**WHAT THE EXERCISE ASKS**
Check each line for the string "entrega". Give only the count of lines that have it.

Dataset records:
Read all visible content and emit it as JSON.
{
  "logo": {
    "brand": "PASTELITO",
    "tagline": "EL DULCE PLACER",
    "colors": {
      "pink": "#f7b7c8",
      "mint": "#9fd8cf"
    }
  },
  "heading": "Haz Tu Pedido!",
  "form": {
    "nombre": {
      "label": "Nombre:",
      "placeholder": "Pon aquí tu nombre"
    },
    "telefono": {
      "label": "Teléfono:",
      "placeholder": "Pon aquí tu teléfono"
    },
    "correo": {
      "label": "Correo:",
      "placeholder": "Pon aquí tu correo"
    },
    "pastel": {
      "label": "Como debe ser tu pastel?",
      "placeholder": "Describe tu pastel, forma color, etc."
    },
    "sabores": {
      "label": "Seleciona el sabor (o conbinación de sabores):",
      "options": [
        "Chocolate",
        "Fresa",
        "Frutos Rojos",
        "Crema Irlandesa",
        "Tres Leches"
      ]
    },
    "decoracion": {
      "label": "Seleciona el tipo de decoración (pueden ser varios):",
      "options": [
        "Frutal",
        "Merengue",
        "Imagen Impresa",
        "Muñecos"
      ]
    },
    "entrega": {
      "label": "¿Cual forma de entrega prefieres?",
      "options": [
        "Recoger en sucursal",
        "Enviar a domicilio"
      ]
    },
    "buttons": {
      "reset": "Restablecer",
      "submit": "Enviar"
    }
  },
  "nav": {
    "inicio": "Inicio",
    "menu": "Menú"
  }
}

**COMPLETED TASK**
2